§ Request 1:
Reproduce, word for word, the rows starting with the line that contains "Bar — [536, 338, 557, 386]" and going on through the line that contains "Size of property". Give only those lines.

Skip to content

Circuit Breakers

Introduction

When the downstream microservice has been failing for some time, retries may not be the best thing to do. Retries will keep sending requests to the microservices trying to succeed no matter what.

That's a pretty selfish strategy that further leads to overloading the microservice, wasting time and resources of all upstream microservices that are waiting for the failed one.

What if we could fail as soon as we understood that odds to get a successful response was small? Circuit breakers are designed exactly for this.

Generally, circuit breakers are calculating some statistics about failed responses. At some point, they block all actions or requests that go through them for some time. That time is our hope that it's going to be enough for the downstream service to recover.

Use Cases

  • Monitor and isolate subsystems. Breakers are a great way to implement the effective white-box monitoring as they divide the whole system into subsystems. If one of the subsystems is failing, breakers dispatch metrics needed to efficiently locate the problem.
  • Fail fast and efficiently if the failure is persisting for a long time. Improve latency of the requests in case of failures
  • Shed the load from the downstream subsystem in case of failure

States

Circuit breakers are implemented as state machines. The following states are supported:

  • Working (a.k.a. the closed state) - the system is healthy. Actions are executed.

§ Request 2:
Rewrite the circuit breakers page starting with "Skip to content" and going on through "service to recover.", with "downstream" changed to "backend" throughout.

§ Provided records:
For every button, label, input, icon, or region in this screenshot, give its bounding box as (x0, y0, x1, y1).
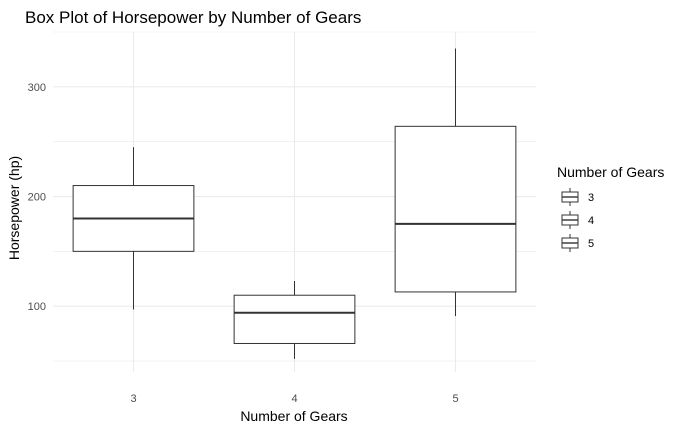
y-tick-labels: 100 200 300 (28, 82, 46, 313)
legend-item-label: 3 (588, 192, 594, 204)
x-tick-labels: 3 4 5 (130, 393, 458, 405)
legend-item-label: 4 (588, 215, 594, 227)
x-tick-label: 3 (130, 393, 136, 405)
legend: Number of Gears 3 4 5 (557, 164, 664, 252)
y-axis-label: Horsepower (hp) (6, 156, 22, 260)
legend-item-label: 5 (588, 238, 594, 250)
box-5 (394, 48, 517, 317)
box-body (394, 125, 517, 293)
box-3 (72, 147, 195, 310)
legend-items: 3 4 5 (561, 188, 594, 252)
x-tick-label: 5 (452, 393, 458, 405)
legend-title: Number of Gears (557, 164, 664, 180)
y-tick-label: 200 (28, 192, 46, 204)
box-4 (233, 280, 356, 359)
legend-item-3: 3 (561, 188, 594, 206)
y-tick-label: 300 (28, 82, 46, 94)
y-tick-label: 100 (28, 301, 46, 313)
x-tick-label: 4 (291, 393, 297, 405)
x-axis-label: Number of Gears (240, 408, 347, 424)
boxes-layer (72, 48, 517, 359)
box-body (233, 294, 356, 344)
legend-item-5: 5 (561, 234, 594, 252)
legend-item-4: 4 (561, 211, 594, 229)
chart-title: Box Plot of Horsepower by Number of Gear… (25, 8, 361, 27)
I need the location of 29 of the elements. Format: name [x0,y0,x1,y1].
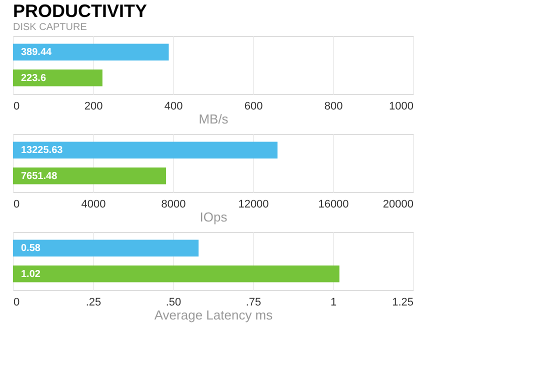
x-tick-label: 200 [84,100,103,112]
x-tick-label: .50 [166,296,182,308]
chart-subtitle: DISK CAPTURE [13,22,88,33]
x-tick-label: 0 [14,198,20,210]
data-label: 13225.63 [21,145,64,156]
x-tick-label: 1000 [389,100,414,112]
x-tick-label: 1.25 [392,296,414,308]
x-tick-label: .25 [86,296,102,308]
x-axis-title: IOps [200,210,228,224]
x-tick-label: 0 [14,296,20,308]
data-label: 223.6 [21,72,46,84]
data-label: 0.58 [21,243,41,254]
x-tick-label: 1 [330,296,337,308]
x-tick-label: 16000 [318,198,349,210]
data-label: 7651.48 [21,170,58,182]
x-tick-label: 400 [164,100,183,112]
x-tick-label: 12000 [238,198,269,210]
x-tick-label: 20000 [382,198,414,210]
x-axis-title: MB/s [198,112,229,126]
x-tick-label: .75 [246,296,262,308]
x-axis-title: Average Latency ms [154,308,274,322]
x-tick-label: 8000 [161,198,186,210]
x-tick-label: 800 [324,100,343,112]
data-label: 1.02 [21,268,41,280]
x-tick-label: 4000 [81,198,106,210]
chart-title: PRODUCTIVITY [13,1,148,21]
x-tick-label: 0 [14,100,20,112]
data-label: 389.44 [21,47,52,58]
x-tick-label: 600 [244,100,263,112]
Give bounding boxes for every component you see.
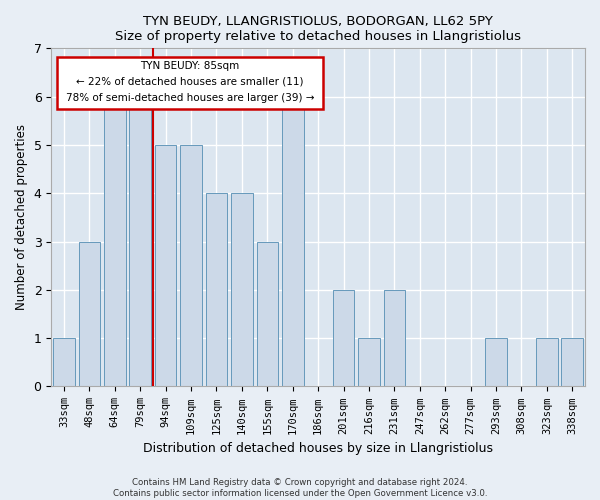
Bar — [536, 338, 557, 386]
Bar — [53, 338, 75, 386]
Bar — [130, 96, 151, 387]
Bar — [562, 338, 583, 386]
X-axis label: Distribution of detached houses by size in Llangristiolus: Distribution of detached houses by size … — [143, 442, 493, 455]
Text: TYN BEUDY: 85sqm: TYN BEUDY: 85sqm — [140, 61, 239, 71]
Text: 78% of semi-detached houses are larger (39) →: 78% of semi-detached houses are larger (… — [66, 93, 314, 103]
Bar — [180, 145, 202, 386]
Bar — [155, 145, 176, 386]
Bar — [485, 338, 507, 386]
Y-axis label: Number of detached properties: Number of detached properties — [15, 124, 28, 310]
Bar — [282, 96, 304, 387]
Title: TYN BEUDY, LLANGRISTIOLUS, BODORGAN, LL62 5PY
Size of property relative to detac: TYN BEUDY, LLANGRISTIOLUS, BODORGAN, LL6… — [115, 15, 521, 43]
Text: Contains HM Land Registry data © Crown copyright and database right 2024.
Contai: Contains HM Land Registry data © Crown c… — [113, 478, 487, 498]
Bar — [358, 338, 380, 386]
Bar — [104, 96, 125, 387]
Bar — [231, 193, 253, 386]
Bar — [257, 242, 278, 386]
Bar — [333, 290, 355, 386]
Bar — [206, 193, 227, 386]
Bar — [79, 242, 100, 386]
FancyBboxPatch shape — [56, 57, 323, 109]
Bar — [383, 290, 405, 386]
Text: ← 22% of detached houses are smaller (11): ← 22% of detached houses are smaller (11… — [76, 76, 304, 86]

§ Written solution 1:
Bar — [536, 338, 557, 386]
Bar — [53, 338, 75, 386]
Bar — [130, 96, 151, 387]
Bar — [562, 338, 583, 386]
X-axis label: Distribution of detached houses by size in Llangristiolus: Distribution of detached houses by size … — [143, 442, 493, 455]
Text: TYN BEUDY: 85sqm: TYN BEUDY: 85sqm — [140, 61, 239, 71]
Text: 78% of semi-detached houses are larger (39) →: 78% of semi-detached houses are larger (… — [66, 93, 314, 103]
Bar — [180, 145, 202, 386]
Bar — [155, 145, 176, 386]
Bar — [485, 338, 507, 386]
Y-axis label: Number of detached properties: Number of detached properties — [15, 124, 28, 310]
Bar — [282, 96, 304, 387]
Title: TYN BEUDY, LLANGRISTIOLUS, BODORGAN, LL62 5PY
Size of property relative to detac: TYN BEUDY, LLANGRISTIOLUS, BODORGAN, LL6… — [115, 15, 521, 43]

§ Written solution 2:
Skip to content

Circuit Breakers

Introduction

When the backend microservice has been failing for some time, retries may not be the best thing to do. Retries will keep sending requests to the microservices trying to succeed no matter what.

That's a pretty selfish strategy that further leads to overloading the microservice, wasting time and resources of all upstream microservices that are waiting for the failed one.

What if we could fail as soon as we understood that odds to get a successful response was small? Circuit breakers are designed exactly for this.

Generally, circuit breakers are calculating some statistics about failed responses. At some point, they block all actions or requests that go through them for some time. That time is our hope that it's going to be enough for the backend service to recover.